### JOB A
According to the passage on Widor, to whom was the Suite for Flute and Piano, Op. 34 dedicated?
### JOB B
From the passage on Widor, quote everything from "Composed in 1877, the" down to "virtuosity remained inconspicuous.".

-- SELECTED EXTRACT start --

Charles-Marie Widor Beyond the Organ

Charles-Marie Widor’s 10 organ symphonies, inspired by the magnificent Cavaillé-Coll organ at Saint-Sulpice in Paris revolutionized the art of organ playing and composition in France. However, the composer also left behind a substantial number of meticulously crafted compositions for a variety of instrumental and vocal combinations.

Charles-Marie Widor

Charles-Marie Widor

Charles-Marie Widor: Suite for Flute and Piano, Op. 34

Composed in 1877, the Suite for Flute and Piano was immediately popular with audiences and performers alike. Specifically tailored to the wealth of expressive and tonal nuances of the flute, the work was composed and dedicated to Paul Taffanel, the most important French flautist and flute teacher of the time. Taffanel was a fellow professor at the Conservatory, and elegance, flexibility, and sensitivity were the hallmarks of his playing style. Since he hated affection and believed that the musical text should be respected above all, his phenomenal virtuosity remained inconspicuous.

-- SELECTED EXTRACT end --
-- GIVEN DATA start --

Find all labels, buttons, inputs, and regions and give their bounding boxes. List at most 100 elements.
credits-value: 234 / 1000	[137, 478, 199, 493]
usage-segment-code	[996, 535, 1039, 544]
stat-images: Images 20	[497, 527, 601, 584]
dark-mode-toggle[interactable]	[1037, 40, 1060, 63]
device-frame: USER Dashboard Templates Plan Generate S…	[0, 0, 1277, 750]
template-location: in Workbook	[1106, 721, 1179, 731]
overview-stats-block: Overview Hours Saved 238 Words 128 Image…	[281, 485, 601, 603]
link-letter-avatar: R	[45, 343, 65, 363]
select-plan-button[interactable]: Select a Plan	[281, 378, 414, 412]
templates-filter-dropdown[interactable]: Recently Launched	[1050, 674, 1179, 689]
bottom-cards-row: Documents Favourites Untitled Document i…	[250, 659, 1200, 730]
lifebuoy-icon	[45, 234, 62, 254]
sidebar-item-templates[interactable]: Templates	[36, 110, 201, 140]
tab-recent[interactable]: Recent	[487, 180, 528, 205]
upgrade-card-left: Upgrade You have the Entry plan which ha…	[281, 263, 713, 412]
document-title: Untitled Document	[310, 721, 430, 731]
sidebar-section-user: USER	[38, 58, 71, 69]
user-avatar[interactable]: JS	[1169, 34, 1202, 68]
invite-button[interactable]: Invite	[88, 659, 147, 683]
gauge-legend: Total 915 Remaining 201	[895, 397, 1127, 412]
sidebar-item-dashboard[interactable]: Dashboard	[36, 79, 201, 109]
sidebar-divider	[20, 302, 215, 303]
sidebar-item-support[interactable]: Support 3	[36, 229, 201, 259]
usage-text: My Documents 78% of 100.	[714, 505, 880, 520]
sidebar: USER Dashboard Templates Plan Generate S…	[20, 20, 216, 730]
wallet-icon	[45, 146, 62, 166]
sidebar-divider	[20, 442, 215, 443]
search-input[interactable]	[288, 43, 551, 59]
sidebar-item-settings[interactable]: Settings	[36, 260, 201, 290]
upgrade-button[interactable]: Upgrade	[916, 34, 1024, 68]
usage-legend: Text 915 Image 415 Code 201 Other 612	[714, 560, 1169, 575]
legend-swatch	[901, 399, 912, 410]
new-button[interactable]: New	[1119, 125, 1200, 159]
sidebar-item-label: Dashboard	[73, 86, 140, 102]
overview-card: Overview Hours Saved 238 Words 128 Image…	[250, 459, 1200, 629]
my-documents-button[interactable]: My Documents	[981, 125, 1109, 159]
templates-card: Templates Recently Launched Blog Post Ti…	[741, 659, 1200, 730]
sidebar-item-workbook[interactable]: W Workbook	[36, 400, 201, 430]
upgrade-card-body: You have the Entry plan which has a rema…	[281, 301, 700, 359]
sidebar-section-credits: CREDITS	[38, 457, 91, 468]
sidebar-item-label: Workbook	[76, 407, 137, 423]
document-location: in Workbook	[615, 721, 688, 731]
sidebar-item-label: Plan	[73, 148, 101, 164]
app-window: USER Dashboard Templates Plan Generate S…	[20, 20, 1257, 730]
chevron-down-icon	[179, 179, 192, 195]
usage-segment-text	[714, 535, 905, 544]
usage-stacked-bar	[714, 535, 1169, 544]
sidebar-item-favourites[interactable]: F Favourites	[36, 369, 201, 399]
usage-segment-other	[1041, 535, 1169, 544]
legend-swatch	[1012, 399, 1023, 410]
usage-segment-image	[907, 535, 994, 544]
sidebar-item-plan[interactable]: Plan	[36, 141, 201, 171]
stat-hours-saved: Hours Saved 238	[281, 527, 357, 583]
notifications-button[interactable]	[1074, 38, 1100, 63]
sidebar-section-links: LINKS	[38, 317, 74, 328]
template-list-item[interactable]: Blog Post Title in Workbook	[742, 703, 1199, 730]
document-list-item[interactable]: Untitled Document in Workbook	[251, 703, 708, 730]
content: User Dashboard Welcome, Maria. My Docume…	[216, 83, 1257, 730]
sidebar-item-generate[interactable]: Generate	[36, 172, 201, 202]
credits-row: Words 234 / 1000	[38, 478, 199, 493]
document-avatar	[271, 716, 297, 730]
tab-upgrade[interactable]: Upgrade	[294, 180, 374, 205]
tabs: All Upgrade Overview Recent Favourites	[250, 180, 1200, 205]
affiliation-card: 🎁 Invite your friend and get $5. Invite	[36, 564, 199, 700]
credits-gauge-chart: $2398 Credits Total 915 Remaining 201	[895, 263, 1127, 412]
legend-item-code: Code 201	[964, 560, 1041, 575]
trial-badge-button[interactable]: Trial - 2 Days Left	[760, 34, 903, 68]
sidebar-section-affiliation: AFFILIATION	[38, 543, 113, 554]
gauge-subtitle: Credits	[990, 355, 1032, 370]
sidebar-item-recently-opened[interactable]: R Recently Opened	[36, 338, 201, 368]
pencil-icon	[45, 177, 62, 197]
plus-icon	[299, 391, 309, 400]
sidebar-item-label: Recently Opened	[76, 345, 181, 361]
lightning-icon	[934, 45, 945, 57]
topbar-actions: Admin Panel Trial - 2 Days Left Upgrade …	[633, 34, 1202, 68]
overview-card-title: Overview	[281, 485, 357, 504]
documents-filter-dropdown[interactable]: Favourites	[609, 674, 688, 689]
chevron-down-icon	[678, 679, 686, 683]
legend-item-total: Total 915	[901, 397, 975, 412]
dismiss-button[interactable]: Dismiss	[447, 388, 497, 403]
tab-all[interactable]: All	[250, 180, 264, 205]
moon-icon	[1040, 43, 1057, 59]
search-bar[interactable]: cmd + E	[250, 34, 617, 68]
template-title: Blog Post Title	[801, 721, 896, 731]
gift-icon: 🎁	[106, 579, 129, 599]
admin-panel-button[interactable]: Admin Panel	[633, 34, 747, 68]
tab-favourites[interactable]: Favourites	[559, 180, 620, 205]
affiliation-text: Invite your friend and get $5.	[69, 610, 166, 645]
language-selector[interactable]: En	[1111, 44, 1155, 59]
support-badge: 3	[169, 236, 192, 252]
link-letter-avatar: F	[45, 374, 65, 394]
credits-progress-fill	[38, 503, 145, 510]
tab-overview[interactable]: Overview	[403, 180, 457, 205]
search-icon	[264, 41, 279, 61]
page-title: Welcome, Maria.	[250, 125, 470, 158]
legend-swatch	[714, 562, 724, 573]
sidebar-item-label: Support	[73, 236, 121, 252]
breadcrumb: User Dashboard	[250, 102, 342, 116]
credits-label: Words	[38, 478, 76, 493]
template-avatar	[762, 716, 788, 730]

-- GIVEN DATA end --

### COMPLETE RESPONSE A
Paul Taffanel

### COMPLETE RESPONSE B
Composed in 1877, the Suite for Flute and Piano was immediately popular with audiences and performers alike. Specifically tailored to the wealth of expressive and tonal nuances of the flute, the work was composed and dedicated to Paul Taffanel, the most important French flautist and flute teacher of the time. Taffanel was a fellow professor at the Conservatory, and elegance, flexibility, and sensitivity were the hallmarks of his playing style. Since he hated affection and believed that the musical text should be respected above all, his phenomenal virtuosity remained inconspicuous.